» **Problem statement**: Output solely the number of lines containing the string "text".

» **Extracted data**:
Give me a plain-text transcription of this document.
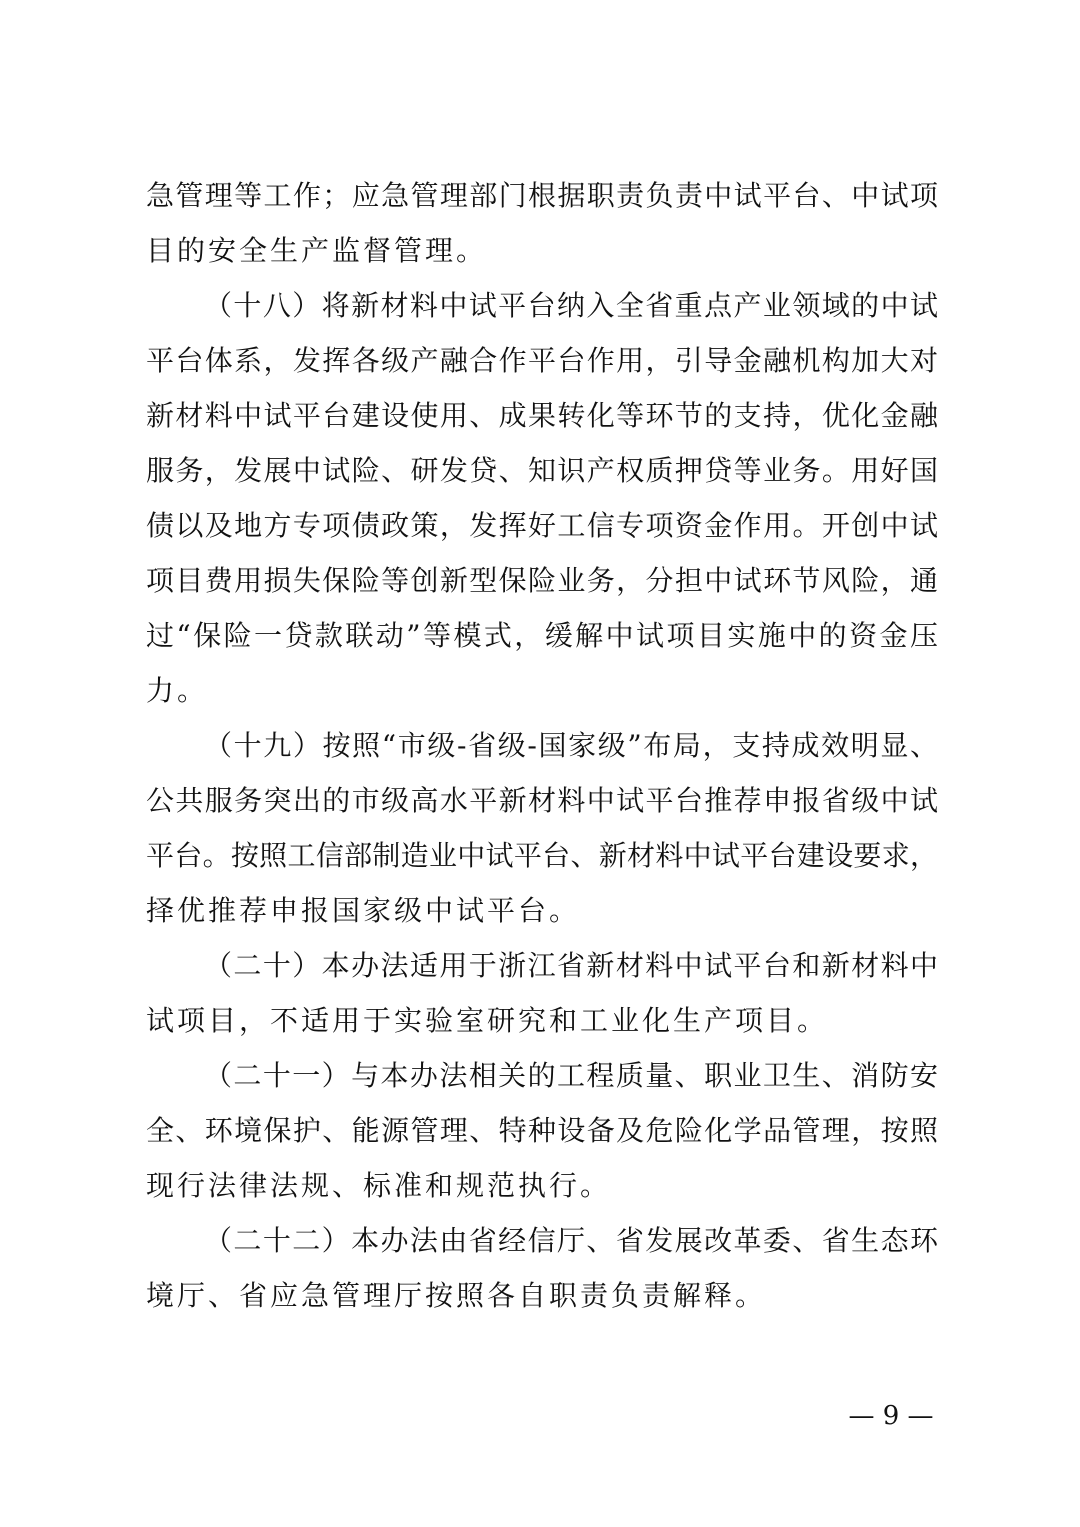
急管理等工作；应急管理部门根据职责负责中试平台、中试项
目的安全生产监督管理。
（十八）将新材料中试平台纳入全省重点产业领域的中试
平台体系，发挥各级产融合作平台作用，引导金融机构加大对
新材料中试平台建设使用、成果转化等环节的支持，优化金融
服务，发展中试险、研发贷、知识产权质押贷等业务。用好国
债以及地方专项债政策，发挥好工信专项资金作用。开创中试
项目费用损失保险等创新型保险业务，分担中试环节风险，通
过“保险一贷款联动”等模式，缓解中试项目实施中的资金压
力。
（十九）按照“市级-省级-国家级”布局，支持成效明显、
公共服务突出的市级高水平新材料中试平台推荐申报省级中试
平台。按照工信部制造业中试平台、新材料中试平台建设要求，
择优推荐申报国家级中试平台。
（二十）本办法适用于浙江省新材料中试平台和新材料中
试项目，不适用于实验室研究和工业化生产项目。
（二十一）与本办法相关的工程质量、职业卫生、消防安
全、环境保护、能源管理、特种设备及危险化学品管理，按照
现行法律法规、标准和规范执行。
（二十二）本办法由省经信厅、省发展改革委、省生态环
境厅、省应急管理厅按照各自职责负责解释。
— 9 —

...

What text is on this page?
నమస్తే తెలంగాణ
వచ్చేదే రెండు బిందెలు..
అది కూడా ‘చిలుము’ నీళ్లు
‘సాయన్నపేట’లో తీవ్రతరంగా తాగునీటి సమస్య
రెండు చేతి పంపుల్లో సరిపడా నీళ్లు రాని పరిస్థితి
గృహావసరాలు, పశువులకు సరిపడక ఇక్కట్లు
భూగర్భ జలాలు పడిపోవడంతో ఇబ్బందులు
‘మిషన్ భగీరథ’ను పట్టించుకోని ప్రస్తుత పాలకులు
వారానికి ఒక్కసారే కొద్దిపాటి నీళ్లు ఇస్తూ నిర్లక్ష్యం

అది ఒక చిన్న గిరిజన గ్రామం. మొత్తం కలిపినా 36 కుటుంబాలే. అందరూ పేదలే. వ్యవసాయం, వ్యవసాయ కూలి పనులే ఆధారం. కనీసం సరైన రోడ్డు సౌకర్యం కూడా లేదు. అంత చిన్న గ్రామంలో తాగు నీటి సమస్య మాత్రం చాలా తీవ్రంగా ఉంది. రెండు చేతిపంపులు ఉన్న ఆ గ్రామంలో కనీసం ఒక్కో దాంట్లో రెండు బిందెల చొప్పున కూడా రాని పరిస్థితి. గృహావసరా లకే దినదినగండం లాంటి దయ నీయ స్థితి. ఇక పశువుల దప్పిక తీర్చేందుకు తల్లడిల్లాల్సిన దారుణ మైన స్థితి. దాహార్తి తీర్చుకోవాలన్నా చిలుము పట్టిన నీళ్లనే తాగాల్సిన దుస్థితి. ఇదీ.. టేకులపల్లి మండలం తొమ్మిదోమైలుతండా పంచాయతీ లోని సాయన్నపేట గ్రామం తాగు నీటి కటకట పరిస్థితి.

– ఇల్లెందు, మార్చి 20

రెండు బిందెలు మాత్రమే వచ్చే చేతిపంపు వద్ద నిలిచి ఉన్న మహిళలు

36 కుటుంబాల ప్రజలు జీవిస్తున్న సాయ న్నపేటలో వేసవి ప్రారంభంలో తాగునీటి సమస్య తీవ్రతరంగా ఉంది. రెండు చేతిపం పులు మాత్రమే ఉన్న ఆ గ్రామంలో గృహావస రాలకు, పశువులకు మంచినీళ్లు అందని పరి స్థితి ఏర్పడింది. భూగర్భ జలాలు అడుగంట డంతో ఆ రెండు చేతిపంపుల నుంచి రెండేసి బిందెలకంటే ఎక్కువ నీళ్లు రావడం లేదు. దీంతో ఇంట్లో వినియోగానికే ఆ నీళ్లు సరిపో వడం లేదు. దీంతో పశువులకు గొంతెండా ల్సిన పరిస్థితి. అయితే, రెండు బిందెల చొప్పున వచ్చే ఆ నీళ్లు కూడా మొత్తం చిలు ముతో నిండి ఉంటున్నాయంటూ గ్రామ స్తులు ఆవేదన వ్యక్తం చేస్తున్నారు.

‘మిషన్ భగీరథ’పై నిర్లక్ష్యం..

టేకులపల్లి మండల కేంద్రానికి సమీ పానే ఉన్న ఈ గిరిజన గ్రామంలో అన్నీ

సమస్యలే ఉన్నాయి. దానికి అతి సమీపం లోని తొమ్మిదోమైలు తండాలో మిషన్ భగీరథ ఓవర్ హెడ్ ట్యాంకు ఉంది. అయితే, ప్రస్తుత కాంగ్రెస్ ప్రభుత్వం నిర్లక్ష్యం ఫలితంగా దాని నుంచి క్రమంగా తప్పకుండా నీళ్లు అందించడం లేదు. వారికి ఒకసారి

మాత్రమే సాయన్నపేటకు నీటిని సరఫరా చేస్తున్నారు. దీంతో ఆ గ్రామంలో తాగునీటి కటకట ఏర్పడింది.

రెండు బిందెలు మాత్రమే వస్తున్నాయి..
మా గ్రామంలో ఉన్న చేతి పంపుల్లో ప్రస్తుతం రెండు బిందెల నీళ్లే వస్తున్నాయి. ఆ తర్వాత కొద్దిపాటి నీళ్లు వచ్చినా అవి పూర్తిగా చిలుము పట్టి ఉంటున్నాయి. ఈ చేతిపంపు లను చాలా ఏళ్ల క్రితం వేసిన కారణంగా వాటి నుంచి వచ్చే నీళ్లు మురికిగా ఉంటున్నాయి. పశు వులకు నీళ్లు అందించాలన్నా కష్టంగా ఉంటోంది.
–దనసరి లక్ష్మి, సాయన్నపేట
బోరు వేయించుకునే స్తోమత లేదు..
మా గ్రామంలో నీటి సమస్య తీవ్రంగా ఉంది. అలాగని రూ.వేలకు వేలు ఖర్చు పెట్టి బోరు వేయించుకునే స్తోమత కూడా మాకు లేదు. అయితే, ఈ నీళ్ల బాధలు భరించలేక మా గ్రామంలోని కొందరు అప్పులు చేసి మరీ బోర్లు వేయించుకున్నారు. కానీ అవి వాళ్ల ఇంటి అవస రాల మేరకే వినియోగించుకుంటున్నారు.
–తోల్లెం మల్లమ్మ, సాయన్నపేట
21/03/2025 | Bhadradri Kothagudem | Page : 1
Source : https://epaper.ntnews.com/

» **Response to this exercise**: 2